** Begin Records for processing **

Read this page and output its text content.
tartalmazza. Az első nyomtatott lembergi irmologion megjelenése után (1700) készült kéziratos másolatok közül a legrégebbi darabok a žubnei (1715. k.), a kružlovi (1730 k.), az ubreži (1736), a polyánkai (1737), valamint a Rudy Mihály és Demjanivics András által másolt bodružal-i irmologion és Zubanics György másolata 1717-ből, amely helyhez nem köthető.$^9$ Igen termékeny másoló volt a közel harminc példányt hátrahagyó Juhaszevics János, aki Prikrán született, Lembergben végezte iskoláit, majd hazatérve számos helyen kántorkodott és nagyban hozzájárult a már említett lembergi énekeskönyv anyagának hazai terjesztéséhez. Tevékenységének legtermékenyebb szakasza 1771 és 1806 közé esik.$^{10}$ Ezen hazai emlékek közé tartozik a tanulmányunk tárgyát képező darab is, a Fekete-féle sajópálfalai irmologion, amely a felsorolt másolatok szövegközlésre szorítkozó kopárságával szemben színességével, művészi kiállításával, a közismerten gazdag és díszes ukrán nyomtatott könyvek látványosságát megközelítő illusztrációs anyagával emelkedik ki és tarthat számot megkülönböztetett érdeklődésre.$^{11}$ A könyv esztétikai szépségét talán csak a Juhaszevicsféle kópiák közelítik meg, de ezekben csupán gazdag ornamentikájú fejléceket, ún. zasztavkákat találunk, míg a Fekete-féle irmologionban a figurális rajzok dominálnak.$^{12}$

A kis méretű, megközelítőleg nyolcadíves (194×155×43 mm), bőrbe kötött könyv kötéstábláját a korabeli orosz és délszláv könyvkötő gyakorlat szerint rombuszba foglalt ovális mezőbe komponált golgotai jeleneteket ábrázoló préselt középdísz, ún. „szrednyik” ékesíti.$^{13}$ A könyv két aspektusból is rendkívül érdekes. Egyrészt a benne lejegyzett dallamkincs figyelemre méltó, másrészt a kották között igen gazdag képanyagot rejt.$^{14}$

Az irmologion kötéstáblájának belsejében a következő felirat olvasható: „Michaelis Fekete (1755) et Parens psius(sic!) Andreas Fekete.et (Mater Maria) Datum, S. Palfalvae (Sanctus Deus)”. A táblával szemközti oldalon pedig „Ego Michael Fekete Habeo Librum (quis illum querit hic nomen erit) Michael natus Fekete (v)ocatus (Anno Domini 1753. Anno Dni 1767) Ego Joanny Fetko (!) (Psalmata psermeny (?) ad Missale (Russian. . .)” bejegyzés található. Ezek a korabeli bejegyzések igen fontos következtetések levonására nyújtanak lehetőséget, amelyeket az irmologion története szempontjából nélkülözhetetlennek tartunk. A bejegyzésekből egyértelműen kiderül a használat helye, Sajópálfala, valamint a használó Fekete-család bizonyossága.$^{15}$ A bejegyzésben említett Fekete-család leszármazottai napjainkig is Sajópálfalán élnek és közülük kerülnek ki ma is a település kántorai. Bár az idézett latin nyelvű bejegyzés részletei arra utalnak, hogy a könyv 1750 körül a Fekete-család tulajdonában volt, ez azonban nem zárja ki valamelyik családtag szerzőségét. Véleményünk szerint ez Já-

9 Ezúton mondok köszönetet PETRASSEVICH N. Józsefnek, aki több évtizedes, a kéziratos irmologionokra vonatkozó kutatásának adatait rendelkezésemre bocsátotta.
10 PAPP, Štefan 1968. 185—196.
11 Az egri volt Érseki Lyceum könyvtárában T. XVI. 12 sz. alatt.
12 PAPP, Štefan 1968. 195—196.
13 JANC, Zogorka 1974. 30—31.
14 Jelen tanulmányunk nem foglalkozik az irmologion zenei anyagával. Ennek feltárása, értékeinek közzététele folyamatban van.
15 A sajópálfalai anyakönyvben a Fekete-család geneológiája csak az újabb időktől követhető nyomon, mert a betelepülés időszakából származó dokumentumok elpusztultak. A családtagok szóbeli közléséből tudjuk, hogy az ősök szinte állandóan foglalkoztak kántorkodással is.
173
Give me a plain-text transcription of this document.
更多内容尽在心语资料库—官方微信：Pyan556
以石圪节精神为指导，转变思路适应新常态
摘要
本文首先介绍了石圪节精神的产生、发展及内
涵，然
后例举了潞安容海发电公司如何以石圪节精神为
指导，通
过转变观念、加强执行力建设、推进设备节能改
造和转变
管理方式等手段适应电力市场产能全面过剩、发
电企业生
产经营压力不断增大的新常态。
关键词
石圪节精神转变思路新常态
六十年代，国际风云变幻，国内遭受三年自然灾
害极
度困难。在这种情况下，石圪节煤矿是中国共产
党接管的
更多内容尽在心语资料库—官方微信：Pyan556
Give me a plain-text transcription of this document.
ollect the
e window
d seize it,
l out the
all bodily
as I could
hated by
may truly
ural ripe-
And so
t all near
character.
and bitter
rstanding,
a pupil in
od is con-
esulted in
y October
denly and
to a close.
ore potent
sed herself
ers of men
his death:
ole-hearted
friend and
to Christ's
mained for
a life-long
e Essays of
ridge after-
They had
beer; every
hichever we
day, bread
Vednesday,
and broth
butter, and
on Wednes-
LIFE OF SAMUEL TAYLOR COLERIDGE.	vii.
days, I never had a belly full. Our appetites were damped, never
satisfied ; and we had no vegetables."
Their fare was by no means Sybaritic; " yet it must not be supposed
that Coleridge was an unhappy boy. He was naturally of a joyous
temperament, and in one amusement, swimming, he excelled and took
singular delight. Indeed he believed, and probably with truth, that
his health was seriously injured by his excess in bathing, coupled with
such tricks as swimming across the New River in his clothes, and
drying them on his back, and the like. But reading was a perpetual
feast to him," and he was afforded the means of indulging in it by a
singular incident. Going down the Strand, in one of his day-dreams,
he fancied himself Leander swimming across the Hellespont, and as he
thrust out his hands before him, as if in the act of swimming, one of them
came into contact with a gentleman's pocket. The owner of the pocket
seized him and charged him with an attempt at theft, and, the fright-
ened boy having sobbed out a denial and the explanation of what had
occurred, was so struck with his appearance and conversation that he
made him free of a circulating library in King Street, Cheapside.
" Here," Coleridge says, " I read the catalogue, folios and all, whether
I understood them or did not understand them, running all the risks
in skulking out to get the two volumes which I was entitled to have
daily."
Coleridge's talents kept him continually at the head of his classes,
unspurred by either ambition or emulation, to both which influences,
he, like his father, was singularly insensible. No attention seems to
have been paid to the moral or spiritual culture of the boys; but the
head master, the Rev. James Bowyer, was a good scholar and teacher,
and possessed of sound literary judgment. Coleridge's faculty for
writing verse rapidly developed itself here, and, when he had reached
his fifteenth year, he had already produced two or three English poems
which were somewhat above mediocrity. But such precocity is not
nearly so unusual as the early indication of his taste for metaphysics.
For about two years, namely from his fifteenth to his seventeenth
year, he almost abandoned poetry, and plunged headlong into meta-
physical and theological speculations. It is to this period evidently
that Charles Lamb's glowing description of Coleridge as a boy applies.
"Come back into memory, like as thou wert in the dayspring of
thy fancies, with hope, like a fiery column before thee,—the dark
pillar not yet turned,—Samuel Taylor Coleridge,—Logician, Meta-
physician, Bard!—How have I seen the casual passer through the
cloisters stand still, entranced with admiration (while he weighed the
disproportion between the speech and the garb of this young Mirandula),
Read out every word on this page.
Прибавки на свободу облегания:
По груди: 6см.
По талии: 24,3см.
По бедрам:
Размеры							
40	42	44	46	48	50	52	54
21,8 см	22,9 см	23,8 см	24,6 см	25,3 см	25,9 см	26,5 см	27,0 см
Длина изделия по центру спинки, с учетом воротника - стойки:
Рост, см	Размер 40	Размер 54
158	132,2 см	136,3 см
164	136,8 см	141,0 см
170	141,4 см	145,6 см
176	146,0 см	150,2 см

** End Records for processing **

■ Exercise requirements ■
Among the lines of the data above, determine how many contain the word "page". Report the number alone.

■ Written solution ■
2